What the task asks: Could you format the lines from the start of the records up to and including the line containing "price-point: [641, 48, 647, 54]" as a JSON list of strings, one string per line, leaving out any blank lines?

BEGIN

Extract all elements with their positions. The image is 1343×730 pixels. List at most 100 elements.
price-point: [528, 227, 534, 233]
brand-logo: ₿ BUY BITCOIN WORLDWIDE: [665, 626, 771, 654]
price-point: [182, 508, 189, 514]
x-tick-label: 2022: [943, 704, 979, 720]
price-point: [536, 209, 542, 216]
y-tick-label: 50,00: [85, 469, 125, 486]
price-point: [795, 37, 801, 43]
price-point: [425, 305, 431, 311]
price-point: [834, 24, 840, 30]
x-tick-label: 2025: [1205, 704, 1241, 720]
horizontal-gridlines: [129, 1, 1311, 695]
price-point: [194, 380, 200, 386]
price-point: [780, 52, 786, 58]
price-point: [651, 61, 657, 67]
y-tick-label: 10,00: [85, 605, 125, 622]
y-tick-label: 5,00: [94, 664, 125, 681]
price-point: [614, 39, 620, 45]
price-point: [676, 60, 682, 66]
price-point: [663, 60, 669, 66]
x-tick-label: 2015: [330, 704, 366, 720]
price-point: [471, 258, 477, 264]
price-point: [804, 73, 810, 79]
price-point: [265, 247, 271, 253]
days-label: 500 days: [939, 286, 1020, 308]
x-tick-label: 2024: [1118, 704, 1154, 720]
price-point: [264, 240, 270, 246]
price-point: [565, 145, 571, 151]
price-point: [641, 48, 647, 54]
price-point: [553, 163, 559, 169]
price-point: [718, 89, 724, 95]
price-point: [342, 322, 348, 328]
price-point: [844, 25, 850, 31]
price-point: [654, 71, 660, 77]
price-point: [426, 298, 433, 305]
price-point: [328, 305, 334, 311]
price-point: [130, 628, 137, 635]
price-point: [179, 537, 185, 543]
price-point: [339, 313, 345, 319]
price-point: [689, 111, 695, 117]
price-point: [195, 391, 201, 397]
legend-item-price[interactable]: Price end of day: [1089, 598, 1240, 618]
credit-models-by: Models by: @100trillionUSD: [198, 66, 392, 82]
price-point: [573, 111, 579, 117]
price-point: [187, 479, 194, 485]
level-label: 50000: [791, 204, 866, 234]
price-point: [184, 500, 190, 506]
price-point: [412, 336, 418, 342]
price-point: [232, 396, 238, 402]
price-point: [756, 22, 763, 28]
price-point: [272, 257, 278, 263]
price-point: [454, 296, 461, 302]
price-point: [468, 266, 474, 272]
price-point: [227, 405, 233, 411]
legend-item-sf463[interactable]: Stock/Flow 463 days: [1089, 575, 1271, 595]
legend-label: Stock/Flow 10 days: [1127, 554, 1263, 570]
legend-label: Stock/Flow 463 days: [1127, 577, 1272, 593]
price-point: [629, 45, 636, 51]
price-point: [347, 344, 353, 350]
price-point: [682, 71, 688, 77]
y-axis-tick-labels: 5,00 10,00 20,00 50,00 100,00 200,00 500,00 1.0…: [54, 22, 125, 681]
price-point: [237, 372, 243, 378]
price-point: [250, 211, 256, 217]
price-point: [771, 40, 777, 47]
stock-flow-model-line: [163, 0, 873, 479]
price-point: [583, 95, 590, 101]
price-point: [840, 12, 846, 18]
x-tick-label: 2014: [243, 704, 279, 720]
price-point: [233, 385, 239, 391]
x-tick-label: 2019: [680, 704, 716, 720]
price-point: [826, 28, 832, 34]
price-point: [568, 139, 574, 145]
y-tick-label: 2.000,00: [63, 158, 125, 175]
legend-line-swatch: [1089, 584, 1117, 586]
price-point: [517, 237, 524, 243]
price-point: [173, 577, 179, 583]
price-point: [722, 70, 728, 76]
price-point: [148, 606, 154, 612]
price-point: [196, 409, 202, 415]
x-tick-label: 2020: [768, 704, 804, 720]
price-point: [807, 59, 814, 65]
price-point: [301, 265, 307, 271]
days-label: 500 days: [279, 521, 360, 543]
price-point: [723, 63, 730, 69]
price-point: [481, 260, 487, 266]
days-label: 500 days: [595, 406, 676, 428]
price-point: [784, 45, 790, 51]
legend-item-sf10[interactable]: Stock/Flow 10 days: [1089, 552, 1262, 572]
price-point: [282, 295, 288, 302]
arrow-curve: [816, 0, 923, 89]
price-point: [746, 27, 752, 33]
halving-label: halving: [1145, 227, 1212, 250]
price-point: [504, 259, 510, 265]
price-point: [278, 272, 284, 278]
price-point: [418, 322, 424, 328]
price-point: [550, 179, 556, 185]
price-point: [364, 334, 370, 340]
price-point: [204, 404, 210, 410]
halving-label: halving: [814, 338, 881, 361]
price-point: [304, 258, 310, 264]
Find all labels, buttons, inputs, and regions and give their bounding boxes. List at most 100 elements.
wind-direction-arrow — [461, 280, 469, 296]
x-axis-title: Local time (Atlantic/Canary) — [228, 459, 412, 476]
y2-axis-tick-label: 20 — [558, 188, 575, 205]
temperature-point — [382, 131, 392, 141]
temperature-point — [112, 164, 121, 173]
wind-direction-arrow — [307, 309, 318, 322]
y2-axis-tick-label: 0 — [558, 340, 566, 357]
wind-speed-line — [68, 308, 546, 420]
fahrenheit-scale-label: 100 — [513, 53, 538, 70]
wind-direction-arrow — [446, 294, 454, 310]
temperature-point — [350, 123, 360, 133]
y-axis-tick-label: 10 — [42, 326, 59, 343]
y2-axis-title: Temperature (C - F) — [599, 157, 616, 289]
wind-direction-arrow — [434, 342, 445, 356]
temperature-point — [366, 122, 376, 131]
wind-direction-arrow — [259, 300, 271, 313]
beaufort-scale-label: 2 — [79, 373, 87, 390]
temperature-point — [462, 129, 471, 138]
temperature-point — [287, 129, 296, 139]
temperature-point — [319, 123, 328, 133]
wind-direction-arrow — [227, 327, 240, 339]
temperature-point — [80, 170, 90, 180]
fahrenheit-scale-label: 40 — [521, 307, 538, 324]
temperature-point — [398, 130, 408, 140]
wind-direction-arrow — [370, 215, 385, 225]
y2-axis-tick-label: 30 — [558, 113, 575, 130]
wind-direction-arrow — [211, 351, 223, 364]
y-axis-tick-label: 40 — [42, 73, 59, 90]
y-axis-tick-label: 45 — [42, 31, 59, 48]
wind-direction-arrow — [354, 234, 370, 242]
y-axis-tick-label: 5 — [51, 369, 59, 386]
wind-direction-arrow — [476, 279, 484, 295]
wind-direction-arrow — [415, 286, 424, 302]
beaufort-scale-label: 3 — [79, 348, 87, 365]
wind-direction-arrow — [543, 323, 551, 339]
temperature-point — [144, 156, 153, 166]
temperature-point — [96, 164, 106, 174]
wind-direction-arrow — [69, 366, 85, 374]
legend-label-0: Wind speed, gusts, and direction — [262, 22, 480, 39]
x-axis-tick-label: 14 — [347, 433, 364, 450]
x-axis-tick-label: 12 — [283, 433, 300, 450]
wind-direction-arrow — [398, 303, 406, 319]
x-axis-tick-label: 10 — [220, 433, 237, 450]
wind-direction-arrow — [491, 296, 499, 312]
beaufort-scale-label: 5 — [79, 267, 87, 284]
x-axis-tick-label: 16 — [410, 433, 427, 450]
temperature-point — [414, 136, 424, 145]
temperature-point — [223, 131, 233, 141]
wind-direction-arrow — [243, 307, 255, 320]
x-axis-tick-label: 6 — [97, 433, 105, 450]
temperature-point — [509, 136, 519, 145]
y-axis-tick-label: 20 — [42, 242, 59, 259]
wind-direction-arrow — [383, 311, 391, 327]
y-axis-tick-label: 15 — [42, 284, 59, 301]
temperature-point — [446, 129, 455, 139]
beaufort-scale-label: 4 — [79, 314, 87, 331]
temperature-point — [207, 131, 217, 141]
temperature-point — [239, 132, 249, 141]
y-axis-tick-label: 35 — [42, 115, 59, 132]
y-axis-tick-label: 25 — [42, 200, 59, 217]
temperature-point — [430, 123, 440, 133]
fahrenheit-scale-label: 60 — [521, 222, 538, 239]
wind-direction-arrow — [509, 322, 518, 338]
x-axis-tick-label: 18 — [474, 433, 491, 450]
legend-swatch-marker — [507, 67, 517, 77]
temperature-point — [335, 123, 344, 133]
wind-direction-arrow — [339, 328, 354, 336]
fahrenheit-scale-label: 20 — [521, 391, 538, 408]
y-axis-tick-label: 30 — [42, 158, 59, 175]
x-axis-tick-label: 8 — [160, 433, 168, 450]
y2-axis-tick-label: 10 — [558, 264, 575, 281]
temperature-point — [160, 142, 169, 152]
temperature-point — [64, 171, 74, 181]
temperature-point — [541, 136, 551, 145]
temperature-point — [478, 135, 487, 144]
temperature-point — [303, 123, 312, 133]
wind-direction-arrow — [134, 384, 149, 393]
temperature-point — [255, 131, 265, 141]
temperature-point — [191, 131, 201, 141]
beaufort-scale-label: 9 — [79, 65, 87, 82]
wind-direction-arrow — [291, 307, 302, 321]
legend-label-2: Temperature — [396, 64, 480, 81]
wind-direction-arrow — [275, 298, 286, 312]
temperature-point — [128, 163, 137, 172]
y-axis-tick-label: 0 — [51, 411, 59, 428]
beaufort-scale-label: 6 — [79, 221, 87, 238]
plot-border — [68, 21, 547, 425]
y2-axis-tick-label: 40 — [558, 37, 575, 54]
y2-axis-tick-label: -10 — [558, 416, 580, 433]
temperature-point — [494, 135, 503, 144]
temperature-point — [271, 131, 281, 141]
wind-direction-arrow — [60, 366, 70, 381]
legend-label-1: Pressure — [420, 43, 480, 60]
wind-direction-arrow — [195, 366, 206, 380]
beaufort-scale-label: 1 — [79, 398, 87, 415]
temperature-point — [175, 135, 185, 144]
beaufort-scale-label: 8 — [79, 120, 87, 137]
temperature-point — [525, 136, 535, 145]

END

Task solution:
[
  "Extract all elements with their positions. The image is 1343×730 pixels. List at most 100 elements.",
  "price-point: [528, 227, 534, 233]",
  "brand-logo: ₿ BUY BITCOIN WORLDWIDE: [665, 626, 771, 654]",
  "price-point: [182, 508, 189, 514]",
  "x-tick-label: 2022: [943, 704, 979, 720]",
  "price-point: [536, 209, 542, 216]",
  "y-tick-label: 50,00: [85, 469, 125, 486]",
  "price-point: [795, 37, 801, 43]",
  "price-point: [425, 305, 431, 311]",
  "price-point: [834, 24, 840, 30]",
  "x-tick-label: 2025: [1205, 704, 1241, 720]",
  "horizontal-gridlines: [129, 1, 1311, 695]",
  "price-point: [194, 380, 200, 386]",
  "price-point: [780, 52, 786, 58]",
  "price-point: [651, 61, 657, 67]",
  "y-tick-label: 10,00: [85, 605, 125, 622]",
  "y-tick-label: 5,00: [94, 664, 125, 681]",
  "price-point: [614, 39, 620, 45]",
  "price-point: [676, 60, 682, 66]",
  "price-point: [663, 60, 669, 66]",
  "x-tick-label: 2015: [330, 704, 366, 720]",
  "price-point: [471, 258, 477, 264]",
  "price-point: [804, 73, 810, 79]",
  "price-point: [265, 247, 271, 253]",
  "days-label: 500 days: [939, 286, 1020, 308]",
  "x-tick-label: 2024: [1118, 704, 1154, 720]",
  "price-point: [264, 240, 270, 246]",
  "price-point: [565, 145, 571, 151]",
  "price-point: [641, 48, 647, 54]"
]